- Aim -
Images embedded in the records are excluded; print everything else exactly as given.

[BEGIN Excerpted records]

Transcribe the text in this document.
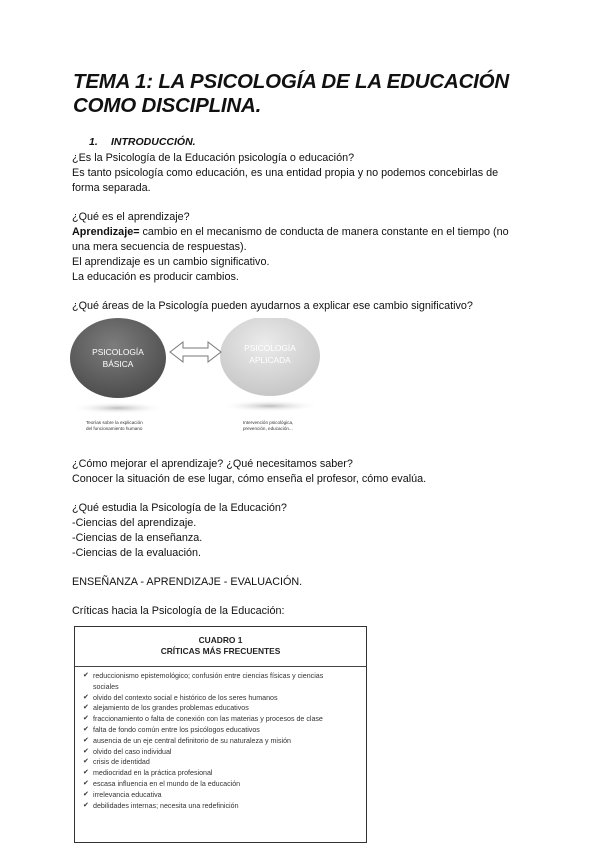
TEMA 1: LA PSICOLOGÍA DE LA EDUCACIÓN
COMO DISCIPLINA.
1. INTRODUCCIÓN.
¿Es la Psicología de la Educación psicología o educación?
Es tanto psicología como educación, es una entidad propia y no podemos concebirlas de
forma separada.
¿Qué es el aprendizaje?
Aprendizaje= cambio en el mecanismo de conducta de manera constante en el tiempo (no
una mera secuencia de respuestas).
El aprendizaje es un cambio significativo.
La educación es producir cambios.
¿Qué áreas de la Psicología pueden ayudarnos a explicar ese cambio significativo?
PSICOLOGÍA
BÁSICA
PSICOLOGÍA
APLICADA
Teorías sobre la explicación
del funcionamiento humano
Intervención psicológica,
prevención, educación...
¿Cómo mejorar el aprendizaje? ¿Qué necesitamos saber?
Conocer la situación de ese lugar, cómo enseña el profesor, cómo evalúa.
¿Qué estudia la Psicología de la Educación?
-Ciencias del aprendizaje.
-Ciencias de la enseñanza.
-Ciencias de la evaluación.
ENSEÑANZA - APRENDIZAJE - EVALUACIÓN.
Críticas hacia la Psicología de la Educación:
CUADRO 1
CRÍTICAS MÁS FRECUENTES
✔ reduccionismo epistemológico; confusión entre ciencias físicas y ciencias
sociales
✔ olvido del contexto social e histórico de los seres humanos
✔ alejamiento de los grandes problemas educativos
✔ fraccionamiento o falta de conexión con las materias y procesos de clase
✔ falta de fondo común entre los psicólogos educativos
✔ ausencia de un eje central definitorio de su naturaleza y misión
✔ olvido del caso individual
✔ crisis de identidad
✔ mediocridad en la práctica profesional
✔ escasa influencia en el mundo de la educación
✔ irrelevancia educativa
✔ debilidades internas; necesita una redefinición
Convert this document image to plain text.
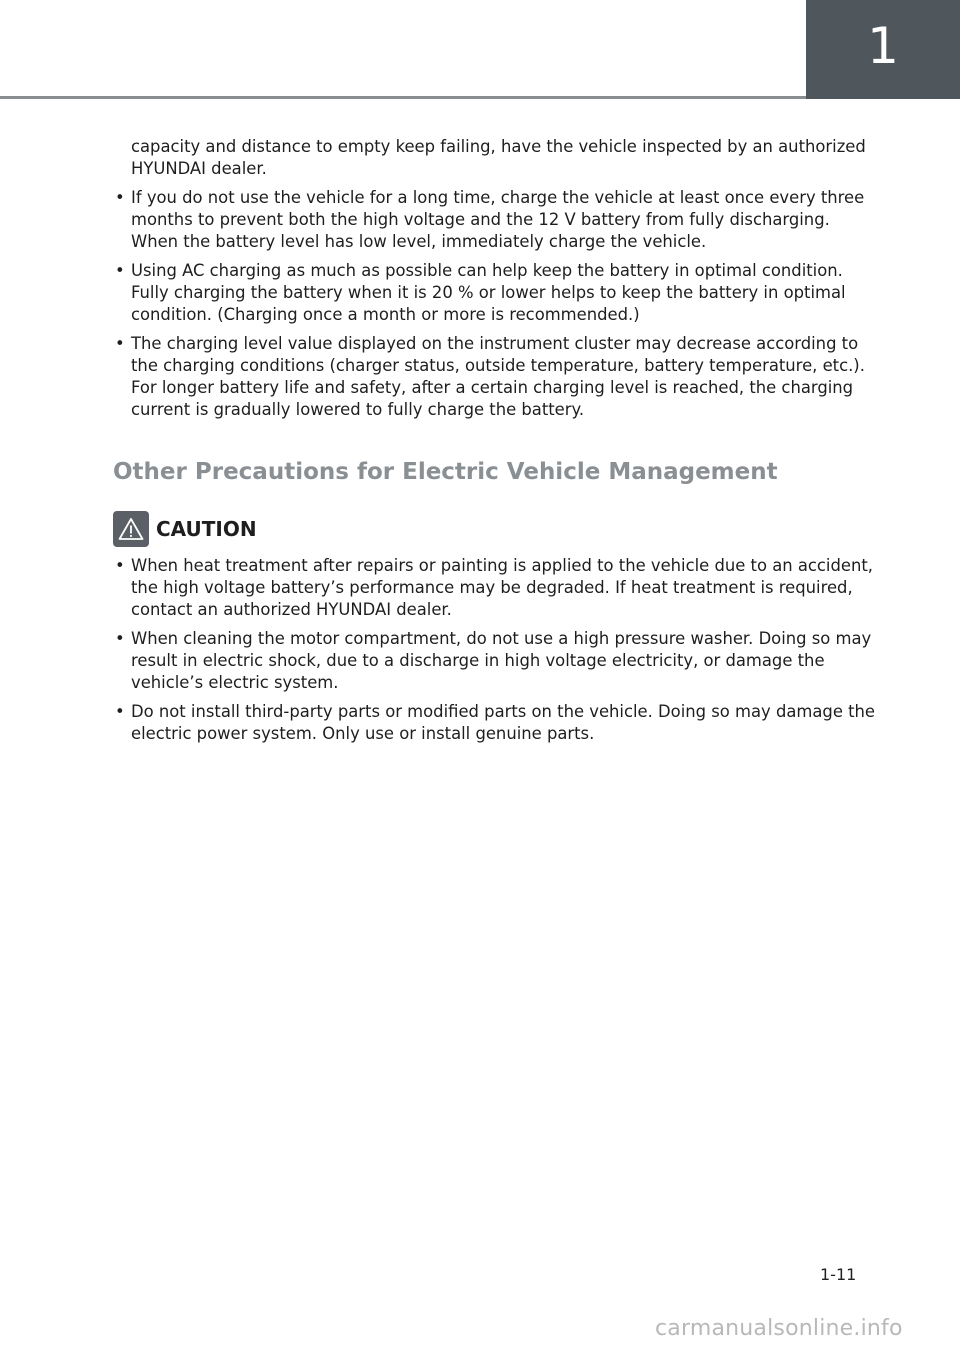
1

capacity and distance to empty keep failing, have the vehicle inspected by an authorized HYUNDAI dealer.

• If you do not use the vehicle for a long time, charge the vehicle at least once every three months to prevent both the high voltage and the 12 V battery from fully discharging. When the battery level has low level, immediately charge the vehicle.
• Using AC charging as much as possible can help keep the battery in optimal condition. Fully charging the battery when it is 20 % or lower helps to keep the battery in optimal condition. (Charging once a month or more is recommended.)
• The charging level value displayed on the instrument cluster may decrease according to the charging conditions (charger status, outside temperature, battery temperature, etc.). For longer battery life and safety, after a certain charging level is reached, the charging current is gradually lowered to fully charge the battery.
Other Precautions for Electric Vehicle Management
CAUTION
• When heat treatment after repairs or painting is applied to the vehicle due to an accident, the high voltage battery’s performance may be degraded. If heat treatment is required, contact an authorized HYUNDAI dealer.
• When cleaning the motor compartment, do not use a high pressure washer. Doing so may result in electric shock, due to a discharge in high voltage electricity, or damage the vehicle’s electric system.
• Do not install third-party parts or modified parts on the vehicle. Doing so may damage the electric power system. Only use or install genuine parts.
1-11
carmanualsonline.info
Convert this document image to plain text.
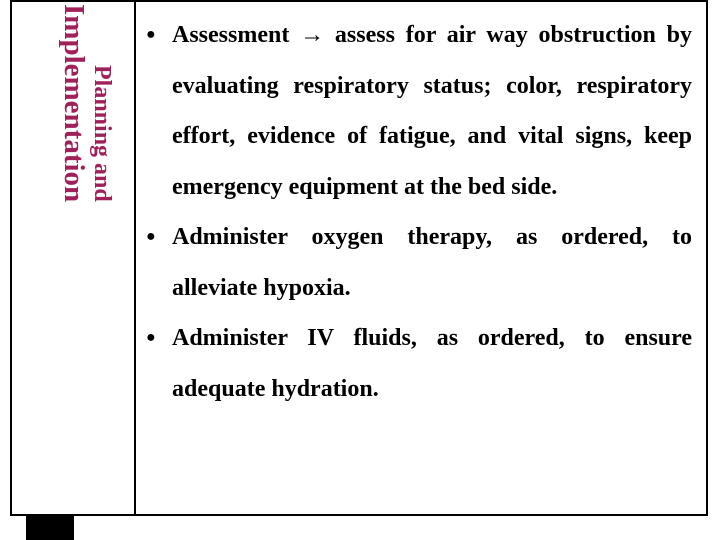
Planning and
Implementation	● Assessment → assess for air way obstruction by evaluating respiratory status; color, respiratory effort, evidence of fatigue, and vital signs, keep emergency equipment at the bed side.
● Administer oxygen therapy, as ordered, to alleviate hypoxia.
● Administer IV fluids, as ordered, to ensure adequate hydration.
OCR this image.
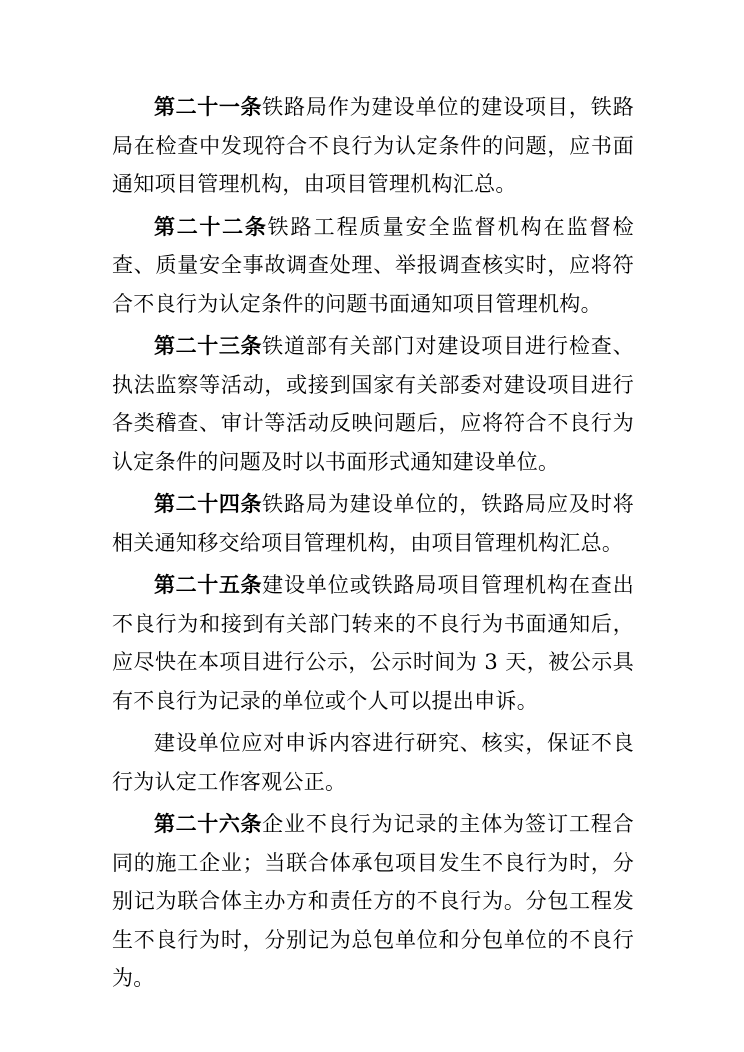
第二十一条铁路局作为建设单位的建设项目，铁路局在检查中发现符合不良行为认定条件的问题，应书面通知项目管理机构，由项目管理机构汇总。

第二十二条铁路工程质量安全监督机构在监督检查、质量安全事故调查处理、举报调查核实时，应将符合不良行为认定条件的问题书面通知项目管理机构。

第二十三条铁道部有关部门对建设项目进行检查、执法监察等活动，或接到国家有关部委对建设项目进行各类稽查、审计等活动反映问题后，应将符合不良行为认定条件的问题及时以书面形式通知建设单位。

第二十四条铁路局为建设单位的，铁路局应及时将相关通知移交给项目管理机构，由项目管理机构汇总。

第二十五条建设单位或铁路局项目管理机构在查出不良行为和接到有关部门转来的不良行为书面通知后，应尽快在本项目进行公示，公示时间为 3 天，被公示具有不良行为记录的单位或个人可以提出申诉。

建设单位应对申诉内容进行研究、核实，保证不良行为认定工作客观公正。

第二十六条企业不良行为记录的主体为签订工程合同的施工企业；当联合体承包项目发生不良行为时，分别记为联合体主办方和责任方的不良行为。分包工程发生不良行为时，分别记为总包单位和分包单位的不良行为。
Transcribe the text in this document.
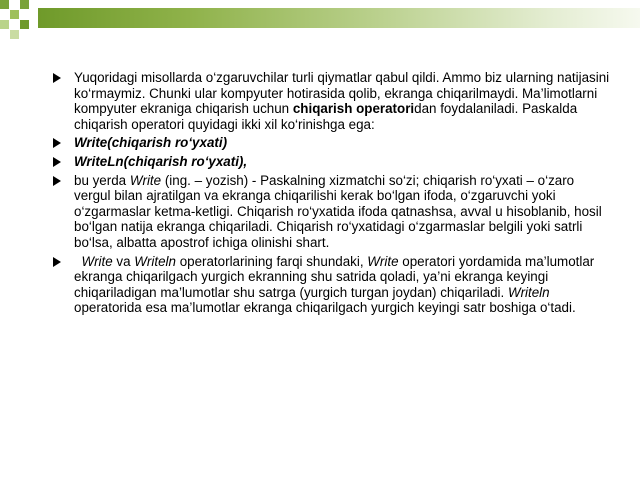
Yuqoridagi misollarda o‘zgaruvchilar turli qiymatlar qabul qildi. Ammo biz ularning natijasini ko‘rmaymiz. Chunki ular kompyuter hotirasida qolib, ekranga chiqarilmaydi. Ma’limotlarni kompyuter ekraniga chiqarish uchun chiqarish operatoridan foydalaniladi. Paskalda chiqarish operatori quyidagi ikki xil ko‘rinishga ega:
Write(chiqarish ro‘yxati)
WriteLn(chiqarish ro‘yxati),
bu yerda Write (ing. – yozish) - Paskalning xizmatchi so‘zi; chiqarish ro‘yxati – o‘zaro vergul bilan ajratilgan va ekranga chiqarilishi kerak bo‘lgan ifoda, o‘zgaruvchi yoki o‘zgarmaslar ketma-ketligi. Chiqarish ro‘yxatida ifoda qatnashsa, avval u hisoblanib, hosil bo‘lgan natija ekranga chiqariladi. Chiqarish ro‘yxatidagi o‘zgarmaslar belgili yoki satrli bo‘lsa, albatta apostrof ichiga olinishi shart.
Write va Writeln operatorlarining farqi shundaki, Write operatori yordamida ma’lumotlar ekranga chiqarilgach yurgich ekranning shu satrida qoladi, ya’ni ekranga keyingi chiqariladigan ma’lumotlar shu satrga (yurgich turgan joydan) chiqariladi. Writeln operatorida esa ma’lumotlar ekranga chiqarilgach yurgich keyingi satr boshiga o‘tadi.
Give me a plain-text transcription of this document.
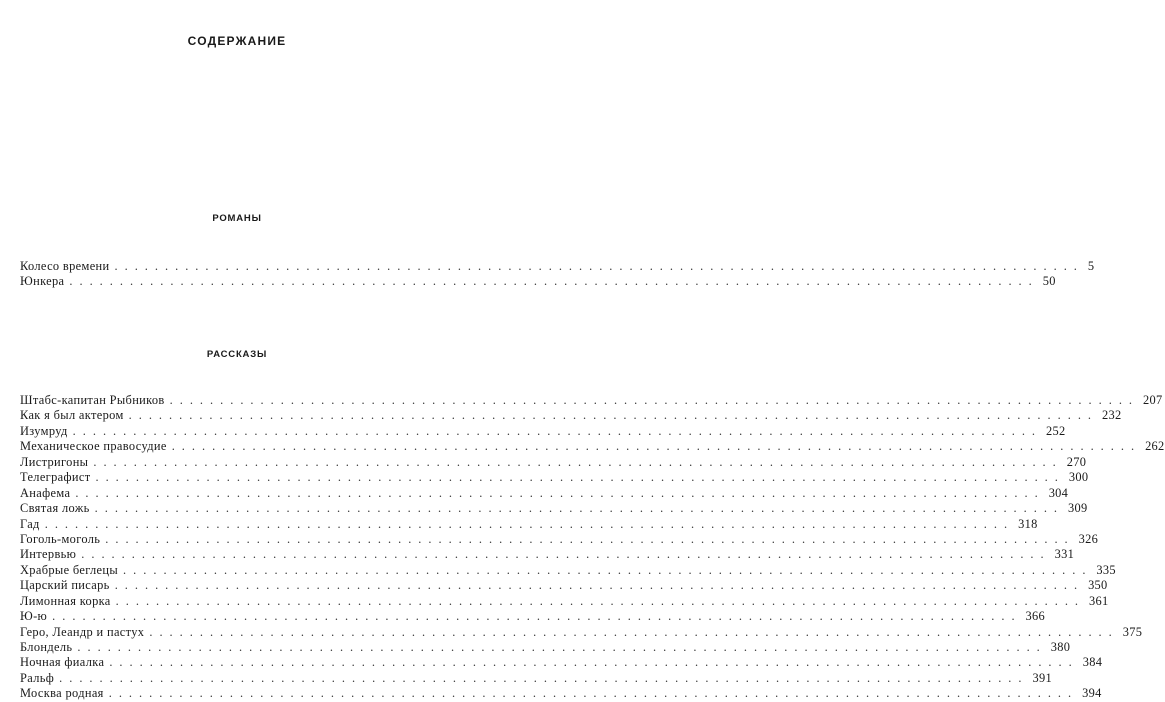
СОДЕРЖАНИЕ
РОМАНЫ
Колесо времени ................................................................................................ 5
Юнкера ................................................................................................ 50
РАССКАЗЫ
Штабс-капитан Рыбников ................................................................................................ 207
Как я был актером ................................................................................................ 232
Изумруд ................................................................................................ 252
Механическое правосудие ................................................................................................ 262
Листригоны ................................................................................................ 270
Телеграфист ................................................................................................ 300
Анафема ................................................................................................ 304
Святая ложь ................................................................................................ 309
Гад ................................................................................................ 318
Гоголь-моголь ................................................................................................ 326
Интервью ................................................................................................ 331
Храбрые беглецы ................................................................................................ 335
Царский писарь ................................................................................................ 350
Лимонная корка ................................................................................................ 361
Ю-ю ................................................................................................ 366
Геро, Леандр и пастух ................................................................................................ 375
Блондель ................................................................................................ 380
Ночная фиалка ................................................................................................ 384
Ральф ................................................................................................ 391
Москва родная ................................................................................................ 394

[END Excerpted records]

- Right answer -
Transcribe the text in this document.
TEMA 1: LA PSICOLOGÍA DE LA EDUCACIÓN
COMO DISCIPLINA.
1. INTRODUCCIÓN.
¿Es la Psicología de la Educación psicología o educación?
Es tanto psicología como educación, es una entidad propia y no podemos concebirlas de
forma separada.
¿Qué es el aprendizaje?
Aprendizaje= cambio en el mecanismo de conducta de manera constante en el tiempo (no
una mera secuencia de respuestas).
El aprendizaje es un cambio significativo.
La educación es producir cambios.
¿Qué áreas de la Psicología pueden ayudarnos a explicar ese cambio significativo?
PSICOLOGÍA
BÁSICA
PSICOLOGÍA
APLICADA
Teorías sobre la explicación
del funcionamiento humano
Intervención psicológica,
prevención, educación...
¿Cómo mejorar el aprendizaje? ¿Qué necesitamos saber?
Conocer la situación de ese lugar, cómo enseña el profesor, cómo evalúa.
¿Qué estudia la Psicología de la Educación?
-Ciencias del aprendizaje.
-Ciencias de la enseñanza.
-Ciencias de la evaluación.
ENSEÑANZA - APRENDIZAJE - EVALUACIÓN.
Críticas hacia la Psicología de la Educación:
CUADRO 1
CRÍTICAS MÁS FRECUENTES
✔ reduccionismo epistemológico; confusión entre ciencias físicas y ciencias
sociales
✔ olvido del contexto social e histórico de los seres humanos
✔ alejamiento de los grandes problemas educativos
✔ fraccionamiento o falta de conexión con las materias y procesos de clase
✔ falta de fondo común entre los psicólogos educativos
✔ ausencia de un eje central definitorio de su naturaleza y misión
✔ olvido del caso individual
✔ crisis de identidad
✔ mediocridad en la práctica profesional
✔ escasa influencia en el mundo de la educación
✔ irrelevancia educativa
✔ debilidades internas; necesita una redefinición
Convert this document image to plain text.
1

capacity and distance to empty keep failing, have the vehicle inspected by an authorized HYUNDAI dealer.

• If you do not use the vehicle for a long time, charge the vehicle at least once every three months to prevent both the high voltage and the 12 V battery from fully discharging. When the battery level has low level, immediately charge the vehicle.
• Using AC charging as much as possible can help keep the battery in optimal condition. Fully charging the battery when it is 20 % or lower helps to keep the battery in optimal condition. (Charging once a month or more is recommended.)
• The charging level value displayed on the instrument cluster may decrease according to the charging conditions (charger status, outside temperature, battery temperature, etc.). For longer battery life and safety, after a certain charging level is reached, the charging current is gradually lowered to fully charge the battery.
Other Precautions for Electric Vehicle Management
CAUTION
• When heat treatment after repairs or painting is applied to the vehicle due to an accident, the high voltage battery’s performance may be degraded. If heat treatment is required, contact an authorized HYUNDAI dealer.
• When cleaning the motor compartment, do not use a high pressure washer. Doing so may result in electric shock, due to a discharge in high voltage electricity, or damage the vehicle’s electric system.
• Do not install third-party parts or modified parts on the vehicle. Doing so may damage the electric power system. Only use or install genuine parts.
1-11
carmanualsonline.info
Convert this document image to plain text.
Planning and
Implementation	● Assessment → assess for air way obstruction by evaluating respiratory status; color, respiratory effort, evidence of fatigue, and vital signs, keep emergency equipment at the bed side.
● Administer oxygen therapy, as ordered, to alleviate hypoxia.
● Administer IV fluids, as ordered, to ensure adequate hydration.
OCR this image.
第二十一条铁路局作为建设单位的建设项目，铁路局在检查中发现符合不良行为认定条件的问题，应书面通知项目管理机构，由项目管理机构汇总。

第二十二条铁路工程质量安全监督机构在监督检查、质量安全事故调查处理、举报调查核实时，应将符合不良行为认定条件的问题书面通知项目管理机构。

第二十三条铁道部有关部门对建设项目进行检查、执法监察等活动，或接到国家有关部委对建设项目进行各类稽查、审计等活动反映问题后，应将符合不良行为认定条件的问题及时以书面形式通知建设单位。

第二十四条铁路局为建设单位的，铁路局应及时将相关通知移交给项目管理机构，由项目管理机构汇总。

第二十五条建设单位或铁路局项目管理机构在查出不良行为和接到有关部门转来的不良行为书面通知后，应尽快在本项目进行公示，公示时间为 3 天，被公示具有不良行为记录的单位或个人可以提出申诉。

建设单位应对申诉内容进行研究、核实，保证不良行为认定工作客观公正。

第二十六条企业不良行为记录的主体为签订工程合同的施工企业；当联合体承包项目发生不良行为时，分别记为联合体主办方和责任方的不良行为。分包工程发生不良行为时，分别记为总包单位和分包单位的不良行为。
Transcribe the text in this document.
Yuqoridagi misollarda o‘zgaruvchilar turli qiymatlar qabul qildi. Ammo biz ularning natijasini ko‘rmaymiz. Chunki ular kompyuter hotirasida qolib, ekranga chiqarilmaydi. Ma’limotlarni kompyuter ekraniga chiqarish uchun chiqarish operatoridan foydalaniladi. Paskalda chiqarish operatori quyidagi ikki xil ko‘rinishga ega:
Write(chiqarish ro‘yxati)
WriteLn(chiqarish ro‘yxati),
bu yerda Write (ing. – yozish) - Paskalning xizmatchi so‘zi; chiqarish ro‘yxati – o‘zaro vergul bilan ajratilgan va ekranga chiqarilishi kerak bo‘lgan ifoda, o‘zgaruvchi yoki o‘zgarmaslar ketma-ketligi. Chiqarish ro‘yxatida ifoda qatnashsa, avval u hisoblanib, hosil bo‘lgan natija ekranga chiqariladi. Chiqarish ro‘yxatidagi o‘zgarmaslar belgili yoki satrli bo‘lsa, albatta apostrof ichiga olinishi shart.
Write va Writeln operatorlarining farqi shundaki, Write operatori yordamida ma’lumotlar ekranga chiqarilgach yurgich ekranning shu satrida qoladi, ya’ni ekranga keyingi chiqariladigan ma’lumotlar shu satrga (yurgich turgan joydan) chiqariladi. Writeln operatorida esa ma’lumotlar ekranga chiqarilgach yurgich keyingi satr boshiga o‘tadi.
Give me a plain-text transcription of this document.
СОДЕРЖАНИЕ
РОМАНЫ
Колесо времени ................................................................................................ 5
Юнкера ................................................................................................ 50
РАССКАЗЫ
Штабс-капитан Рыбников ................................................................................................ 207
Как я был актером ................................................................................................ 232
Изумруд ................................................................................................ 252
Механическое правосудие ................................................................................................ 262
Листригоны ................................................................................................ 270
Телеграфист ................................................................................................ 300
Анафема ................................................................................................ 304
Святая ложь ................................................................................................ 309
Гад ................................................................................................ 318
Гоголь-моголь ................................................................................................ 326
Интервью ................................................................................................ 331
Храбрые беглецы ................................................................................................ 335
Царский писарь ................................................................................................ 350
Лимонная корка ................................................................................................ 361
Ю-ю ................................................................................................ 366
Геро, Леандр и пастух ................................................................................................ 375
Блондель ................................................................................................ 380
Ночная фиалка ................................................................................................ 384
Ральф ................................................................................................ 391
Москва родная ................................................................................................ 394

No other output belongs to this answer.